### Pasaje
Es decir, evidentemente no es lo mismo una música tradicional de una antigua cultura, que la ablación (corte del clítoris que se realiza en vivo en algunas culturas, con el objetivo de que las mujeres no sientan placer durante las relaciones sexuales).
Dependiendo de si estas tradiciones estén o no en conjunción con los derechos humanos, deberían respetarse como un medio de crecimiento y desarrollo psicosocial a través de las culturas de nuestros antepasados, o erradicarse como los actos brutales e indiscriminados que implican.
En el predecible caso los miembros de estas culturas que realizan autenticas atrocidades se opusieran a dejar de realizarlas, se deberían realizar procesos de enseñanza con el fin de que la población ceje en su empeño por cometer tales actos, para posteriormente proceder a la encarcelación o procedimiento legal contra aquellos que realicen estos actos. "El miedo al castigo es la mejor manera de enseñarle a cualquiera que algo está mal, aunque ni siquiera comprenda el porque."

### Material de estudio
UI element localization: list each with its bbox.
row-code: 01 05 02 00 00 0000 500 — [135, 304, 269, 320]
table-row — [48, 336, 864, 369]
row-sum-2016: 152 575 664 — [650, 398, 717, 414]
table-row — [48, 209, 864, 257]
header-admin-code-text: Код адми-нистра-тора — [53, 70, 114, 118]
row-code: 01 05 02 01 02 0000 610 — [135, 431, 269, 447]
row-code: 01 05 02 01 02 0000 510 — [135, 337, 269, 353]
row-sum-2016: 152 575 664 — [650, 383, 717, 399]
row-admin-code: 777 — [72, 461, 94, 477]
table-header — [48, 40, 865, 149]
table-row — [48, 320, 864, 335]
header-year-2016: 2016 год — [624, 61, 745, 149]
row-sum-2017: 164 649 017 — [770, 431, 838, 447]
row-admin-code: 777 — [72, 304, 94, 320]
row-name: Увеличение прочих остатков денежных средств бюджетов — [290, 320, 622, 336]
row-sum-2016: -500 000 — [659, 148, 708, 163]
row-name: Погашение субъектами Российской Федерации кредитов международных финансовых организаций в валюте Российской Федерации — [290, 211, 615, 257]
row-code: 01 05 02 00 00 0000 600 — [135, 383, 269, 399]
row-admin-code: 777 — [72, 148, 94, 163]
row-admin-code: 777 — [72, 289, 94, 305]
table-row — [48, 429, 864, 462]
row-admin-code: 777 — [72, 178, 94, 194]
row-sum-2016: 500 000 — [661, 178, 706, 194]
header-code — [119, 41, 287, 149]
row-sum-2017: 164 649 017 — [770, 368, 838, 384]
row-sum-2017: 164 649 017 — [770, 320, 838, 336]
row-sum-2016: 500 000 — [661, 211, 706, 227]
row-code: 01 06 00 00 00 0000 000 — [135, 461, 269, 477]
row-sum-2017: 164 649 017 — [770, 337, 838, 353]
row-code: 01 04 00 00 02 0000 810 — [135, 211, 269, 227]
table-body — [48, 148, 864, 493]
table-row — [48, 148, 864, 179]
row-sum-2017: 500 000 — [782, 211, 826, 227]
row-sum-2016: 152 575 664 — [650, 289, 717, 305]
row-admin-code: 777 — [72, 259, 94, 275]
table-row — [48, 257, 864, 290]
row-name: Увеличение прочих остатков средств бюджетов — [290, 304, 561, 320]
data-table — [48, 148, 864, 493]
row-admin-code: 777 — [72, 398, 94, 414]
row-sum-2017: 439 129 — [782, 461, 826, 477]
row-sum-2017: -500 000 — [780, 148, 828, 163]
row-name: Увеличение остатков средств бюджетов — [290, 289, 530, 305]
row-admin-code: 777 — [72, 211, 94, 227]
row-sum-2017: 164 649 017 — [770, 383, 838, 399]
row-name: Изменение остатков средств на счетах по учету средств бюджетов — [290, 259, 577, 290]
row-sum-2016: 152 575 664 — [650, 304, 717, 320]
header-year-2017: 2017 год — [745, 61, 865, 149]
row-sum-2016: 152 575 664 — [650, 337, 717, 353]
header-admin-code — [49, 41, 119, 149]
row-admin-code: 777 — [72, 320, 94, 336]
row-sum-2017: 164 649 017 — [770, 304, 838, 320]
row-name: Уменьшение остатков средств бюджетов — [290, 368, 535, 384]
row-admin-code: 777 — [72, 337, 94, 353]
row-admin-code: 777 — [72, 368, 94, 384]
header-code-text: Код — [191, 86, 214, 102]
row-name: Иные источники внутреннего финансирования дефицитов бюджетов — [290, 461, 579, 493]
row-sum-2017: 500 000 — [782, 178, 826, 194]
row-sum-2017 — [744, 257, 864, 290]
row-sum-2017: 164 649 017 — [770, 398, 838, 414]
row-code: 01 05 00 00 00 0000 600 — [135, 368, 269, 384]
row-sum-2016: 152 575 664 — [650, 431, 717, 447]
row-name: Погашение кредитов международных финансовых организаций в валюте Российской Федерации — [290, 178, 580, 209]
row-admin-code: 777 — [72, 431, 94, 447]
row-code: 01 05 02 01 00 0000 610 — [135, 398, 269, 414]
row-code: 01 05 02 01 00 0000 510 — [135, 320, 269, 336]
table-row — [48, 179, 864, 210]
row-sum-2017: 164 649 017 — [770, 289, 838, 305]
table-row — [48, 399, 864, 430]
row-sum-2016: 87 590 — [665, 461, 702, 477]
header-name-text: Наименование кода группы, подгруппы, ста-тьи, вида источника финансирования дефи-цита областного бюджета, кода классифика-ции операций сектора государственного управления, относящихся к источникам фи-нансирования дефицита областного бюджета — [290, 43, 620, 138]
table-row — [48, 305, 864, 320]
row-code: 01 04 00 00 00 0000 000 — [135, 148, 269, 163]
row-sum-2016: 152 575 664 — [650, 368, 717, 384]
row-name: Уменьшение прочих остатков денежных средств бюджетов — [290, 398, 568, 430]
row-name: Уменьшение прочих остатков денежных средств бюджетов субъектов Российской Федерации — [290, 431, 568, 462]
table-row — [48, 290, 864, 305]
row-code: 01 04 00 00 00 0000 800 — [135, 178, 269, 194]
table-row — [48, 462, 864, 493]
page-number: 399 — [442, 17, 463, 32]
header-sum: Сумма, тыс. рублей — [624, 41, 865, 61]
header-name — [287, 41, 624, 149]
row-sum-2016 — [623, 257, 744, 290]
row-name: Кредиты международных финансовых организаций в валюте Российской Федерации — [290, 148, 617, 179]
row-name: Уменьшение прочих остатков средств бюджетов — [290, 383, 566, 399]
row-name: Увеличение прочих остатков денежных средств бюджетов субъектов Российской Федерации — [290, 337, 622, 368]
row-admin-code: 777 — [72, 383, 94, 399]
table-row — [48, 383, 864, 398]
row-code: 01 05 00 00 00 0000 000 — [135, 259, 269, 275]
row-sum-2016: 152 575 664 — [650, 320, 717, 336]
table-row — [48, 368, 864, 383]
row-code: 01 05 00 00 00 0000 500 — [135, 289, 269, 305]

### Tarea asignada 1
En el pasaje sobre las tradiciones culturales, ¿con qué objetivo se practica la ablación en algunas culturas?
### Tarea asignada 2
Continúa el pasaje sobre las tradiciones culturales a partir de su última oración.

### Respuesta esperada 1
Con el objetivo de que las mujeres no sientan placer durante las relaciones sexuales.

### Respuesta esperada 2
Por otro lado, deberían quedar almacenadas todas aquellas tradiciones que no supongan ningún crimen, ya que su mero registro y estudio nos hacen recordar nuestros orígenes, haciéndonos crecer como sociedad. La practica de estos queda a decisión propia de cada uno.
Para finalizar, en aquellos casos en las que se esté en conflicto respecto a su valor positivo y negativo como es el caso de la tauromaquia, se debería realizar una votación de los miembros activos de dicha cultura para decidir acerca de si se deben o no realizar.